### Problem requirements
Among the entries below, count the lines where the string "prefix" occurs, and give only the number.

### Records shown

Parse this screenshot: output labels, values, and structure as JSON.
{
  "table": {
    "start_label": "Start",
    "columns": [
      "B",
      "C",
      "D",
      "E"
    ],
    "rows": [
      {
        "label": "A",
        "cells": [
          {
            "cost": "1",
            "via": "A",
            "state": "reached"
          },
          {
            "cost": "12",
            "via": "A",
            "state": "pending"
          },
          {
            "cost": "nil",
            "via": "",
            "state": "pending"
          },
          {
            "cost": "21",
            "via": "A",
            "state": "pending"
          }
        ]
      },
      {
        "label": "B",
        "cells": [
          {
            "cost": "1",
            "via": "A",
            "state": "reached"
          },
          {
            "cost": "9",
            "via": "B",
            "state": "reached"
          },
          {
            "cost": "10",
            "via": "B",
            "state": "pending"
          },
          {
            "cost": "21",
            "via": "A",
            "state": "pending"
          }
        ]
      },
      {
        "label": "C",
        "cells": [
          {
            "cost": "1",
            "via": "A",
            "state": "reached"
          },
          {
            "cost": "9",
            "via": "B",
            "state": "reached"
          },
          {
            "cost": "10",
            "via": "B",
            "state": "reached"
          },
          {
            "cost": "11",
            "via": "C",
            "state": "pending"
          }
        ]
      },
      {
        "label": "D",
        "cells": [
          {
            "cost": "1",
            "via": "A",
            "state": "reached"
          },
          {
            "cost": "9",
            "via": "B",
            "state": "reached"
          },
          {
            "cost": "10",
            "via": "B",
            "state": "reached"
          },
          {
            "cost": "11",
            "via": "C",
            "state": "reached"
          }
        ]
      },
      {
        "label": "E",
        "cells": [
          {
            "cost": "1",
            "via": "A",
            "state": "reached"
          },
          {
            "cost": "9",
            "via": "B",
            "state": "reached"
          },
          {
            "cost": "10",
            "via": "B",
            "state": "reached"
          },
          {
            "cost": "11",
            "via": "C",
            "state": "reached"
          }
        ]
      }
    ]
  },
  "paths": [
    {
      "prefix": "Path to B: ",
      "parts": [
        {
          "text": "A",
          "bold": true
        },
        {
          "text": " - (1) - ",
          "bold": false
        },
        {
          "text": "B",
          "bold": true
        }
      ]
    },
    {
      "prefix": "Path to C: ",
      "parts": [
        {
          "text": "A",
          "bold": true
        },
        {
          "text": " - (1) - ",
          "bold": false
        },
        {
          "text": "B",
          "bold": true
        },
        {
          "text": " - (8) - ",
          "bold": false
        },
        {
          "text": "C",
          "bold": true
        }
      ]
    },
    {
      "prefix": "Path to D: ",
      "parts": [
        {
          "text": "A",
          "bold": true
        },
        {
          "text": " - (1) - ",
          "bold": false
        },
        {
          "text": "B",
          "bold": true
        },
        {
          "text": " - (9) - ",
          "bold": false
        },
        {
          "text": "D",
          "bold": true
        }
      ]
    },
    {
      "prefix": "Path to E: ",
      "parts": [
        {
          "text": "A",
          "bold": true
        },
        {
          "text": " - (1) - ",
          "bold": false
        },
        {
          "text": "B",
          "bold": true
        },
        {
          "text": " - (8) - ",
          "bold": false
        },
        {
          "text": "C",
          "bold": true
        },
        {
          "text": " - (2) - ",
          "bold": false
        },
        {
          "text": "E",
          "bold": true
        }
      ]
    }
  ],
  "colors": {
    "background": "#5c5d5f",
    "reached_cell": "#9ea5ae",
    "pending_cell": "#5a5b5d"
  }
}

### The result
4